-- START Data excerpts --
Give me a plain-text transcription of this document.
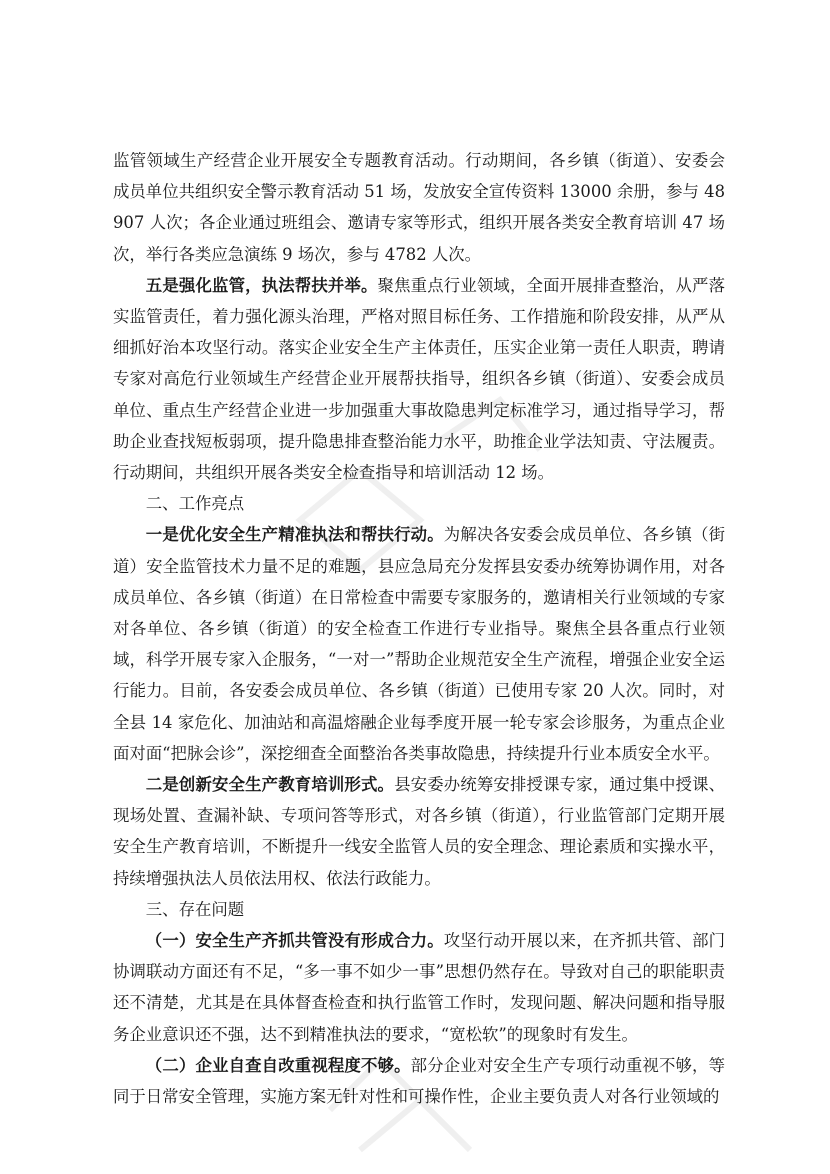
监管领域生产经营企业开展安全专题教育活动。行动期间，各乡镇（街道）、安委会成员单位共组织安全警示教育活动 51 场，发放安全宣传资料 13000 余册，参与 48907 人次；各企业通过班组会、邀请专家等形式，组织开展各类安全教育培训 47 场次，举行各类应急演练 9 场次，参与 4782 人次。

五是强化监管，执法帮扶并举。聚焦重点行业领域，全面开展排查整治，从严落实监管责任，着力强化源头治理，严格对照目标任务、工作措施和阶段安排，从严从细抓好治本攻坚行动。落实企业安全生产主体责任，压实企业第一责任人职责，聘请专家对高危行业领域生产经营企业开展帮扶指导，组织各乡镇（街道）、安委会成员单位、重点生产经营企业进一步加强重大事故隐患判定标准学习，通过指导学习，帮助企业查找短板弱项，提升隐患排查整治能力水平，助推企业学法知责、守法履责。行动期间，共组织开展各类安全检查指导和培训活动 12 场。

二、工作亮点

一是优化安全生产精准执法和帮扶行动。为解决各安委会成员单位、各乡镇（街道）安全监管技术力量不足的难题，县应急局充分发挥县安委办统筹协调作用，对各成员单位、各乡镇（街道）在日常检查中需要专家服务的，邀请相关行业领域的专家对各单位、各乡镇（街道）的安全检查工作进行专业指导。聚焦全县各重点行业领域，科学开展专家入企服务，“一对一”帮助企业规范安全生产流程，增强企业安全运行能力。目前，各安委会成员单位、各乡镇（街道）已使用专家 20 人次。同时，对全县 14 家危化、加油站和高温熔融企业每季度开展一轮专家会诊服务，为重点企业面对面“把脉会诊”，深挖细查全面整治各类事故隐患，持续提升行业本质安全水平。

二是创新安全生产教育培训形式。县安委办统筹安排授课专家，通过集中授课、现场处置、查漏补缺、专项问答等形式，对各乡镇（街道），行业监管部门定期开展安全生产教育培训，不断提升一线安全监管人员的安全理念、理论素质和实操水平，持续增强执法人员依法用权、依法行政能力。

三、存在问题

（一）安全生产齐抓共管没有形成合力。攻坚行动开展以来，在齐抓共管、部门协调联动方面还有不足，“多一事不如少一事”思想仍然存在。导致对自己的职能职责还不清楚，尤其是在具体督查检查和执行监管工作时，发现问题、解决问题和指导服务企业意识还不强，达不到精准执法的要求，“宽松软”的现象时有发生。

（二）企业自查自改重视程度不够。部分企业对安全生产专项行动重视不够，等同于日常安全管理，实施方案无针对性和可操作性，企业主要负责人对各行业领域的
-- END Data excerpts --
> _Goal_
A faithful copy of the records above is needed, with the pictures left out.

> _Solution_
Give me a plain-text transcription of this document.
监管领域生产经营企业开展安全专题教育活动。行动期间，各乡镇（街道）、安委会成员单位共组织安全警示教育活动 51 场，发放安全宣传资料 13000 余册，参与 48907 人次；各企业通过班组会、邀请专家等形式，组织开展各类安全教育培训 47 场次，举行各类应急演练 9 场次，参与 4782 人次。

五是强化监管，执法帮扶并举。聚焦重点行业领域，全面开展排查整治，从严落实监管责任，着力强化源头治理，严格对照目标任务、工作措施和阶段安排，从严从细抓好治本攻坚行动。落实企业安全生产主体责任，压实企业第一责任人职责，聘请专家对高危行业领域生产经营企业开展帮扶指导，组织各乡镇（街道）、安委会成员单位、重点生产经营企业进一步加强重大事故隐患判定标准学习，通过指导学习，帮助企业查找短板弱项，提升隐患排查整治能力水平，助推企业学法知责、守法履责。行动期间，共组织开展各类安全检查指导和培训活动 12 场。

二、工作亮点

一是优化安全生产精准执法和帮扶行动。为解决各安委会成员单位、各乡镇（街道）安全监管技术力量不足的难题，县应急局充分发挥县安委办统筹协调作用，对各成员单位、各乡镇（街道）在日常检查中需要专家服务的，邀请相关行业领域的专家对各单位、各乡镇（街道）的安全检查工作进行专业指导。聚焦全县各重点行业领域，科学开展专家入企服务，“一对一”帮助企业规范安全生产流程，增强企业安全运行能力。目前，各安委会成员单位、各乡镇（街道）已使用专家 20 人次。同时，对全县 14 家危化、加油站和高温熔融企业每季度开展一轮专家会诊服务，为重点企业面对面“把脉会诊”，深挖细查全面整治各类事故隐患，持续提升行业本质安全水平。

二是创新安全生产教育培训形式。县安委办统筹安排授课专家，通过集中授课、现场处置、查漏补缺、专项问答等形式，对各乡镇（街道），行业监管部门定期开展安全生产教育培训，不断提升一线安全监管人员的安全理念、理论素质和实操水平，持续增强执法人员依法用权、依法行政能力。

三、存在问题

（一）安全生产齐抓共管没有形成合力。攻坚行动开展以来，在齐抓共管、部门协调联动方面还有不足，“多一事不如少一事”思想仍然存在。导致对自己的职能职责还不清楚，尤其是在具体督查检查和执行监管工作时，发现问题、解决问题和指导服务企业意识还不强，达不到精准执法的要求，“宽松软”的现象时有发生。

（二）企业自查自改重视程度不够。部分企业对安全生产专项行动重视不够，等同于日常安全管理，实施方案无针对性和可操作性，企业主要负责人对各行业领域的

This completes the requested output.